START Recorded information

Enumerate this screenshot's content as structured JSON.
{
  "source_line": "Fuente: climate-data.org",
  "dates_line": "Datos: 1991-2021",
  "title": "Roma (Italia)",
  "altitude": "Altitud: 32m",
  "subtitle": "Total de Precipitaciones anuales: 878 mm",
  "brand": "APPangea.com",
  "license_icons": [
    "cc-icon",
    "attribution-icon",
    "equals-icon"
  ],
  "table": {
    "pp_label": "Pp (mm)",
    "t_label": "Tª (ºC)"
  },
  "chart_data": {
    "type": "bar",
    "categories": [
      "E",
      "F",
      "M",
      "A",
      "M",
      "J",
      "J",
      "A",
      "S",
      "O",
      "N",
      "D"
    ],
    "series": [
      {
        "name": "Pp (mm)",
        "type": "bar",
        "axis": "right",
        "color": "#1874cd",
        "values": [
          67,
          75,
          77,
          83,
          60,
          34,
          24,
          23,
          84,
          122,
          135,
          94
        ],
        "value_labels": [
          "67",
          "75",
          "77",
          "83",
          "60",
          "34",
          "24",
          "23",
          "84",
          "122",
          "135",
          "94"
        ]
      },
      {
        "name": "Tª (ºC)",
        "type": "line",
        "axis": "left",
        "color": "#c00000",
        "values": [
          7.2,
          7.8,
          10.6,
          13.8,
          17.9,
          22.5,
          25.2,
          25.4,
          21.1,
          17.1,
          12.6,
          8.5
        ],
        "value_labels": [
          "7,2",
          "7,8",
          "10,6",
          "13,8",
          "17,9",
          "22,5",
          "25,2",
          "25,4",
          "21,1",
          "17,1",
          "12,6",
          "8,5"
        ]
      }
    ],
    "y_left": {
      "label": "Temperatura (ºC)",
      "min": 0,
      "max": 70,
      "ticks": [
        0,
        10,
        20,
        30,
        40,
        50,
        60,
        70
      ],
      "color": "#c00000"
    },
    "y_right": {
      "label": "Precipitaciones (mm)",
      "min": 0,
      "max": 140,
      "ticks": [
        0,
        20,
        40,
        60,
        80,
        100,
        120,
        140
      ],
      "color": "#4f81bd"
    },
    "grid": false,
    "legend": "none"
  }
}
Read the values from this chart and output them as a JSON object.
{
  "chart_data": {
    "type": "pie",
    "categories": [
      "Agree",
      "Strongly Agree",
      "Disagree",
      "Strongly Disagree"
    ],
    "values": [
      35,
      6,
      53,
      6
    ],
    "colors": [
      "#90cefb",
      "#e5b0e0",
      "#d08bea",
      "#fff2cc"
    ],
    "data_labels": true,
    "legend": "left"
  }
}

END Recorded information

(Work to do)
Repeat, word for word, every line from the line that contains "Read the values" to the end of the entries; include both of those lines and no others.

(Complete output)
Read the values from this chart and output them as a JSON object.
{
  "chart_data": {
    "type": "pie",
    "categories": [
      "Agree",
      "Strongly Agree",
      "Disagree",
      "Strongly Disagree"
    ],
    "values": [
      35,
      6,
      53,
      6
    ],
    "colors": [
      "#90cefb",
      "#e5b0e0",
      "#d08bea",
      "#fff2cc"
    ],
    "data_labels": true,
    "legend": "left"
  }
}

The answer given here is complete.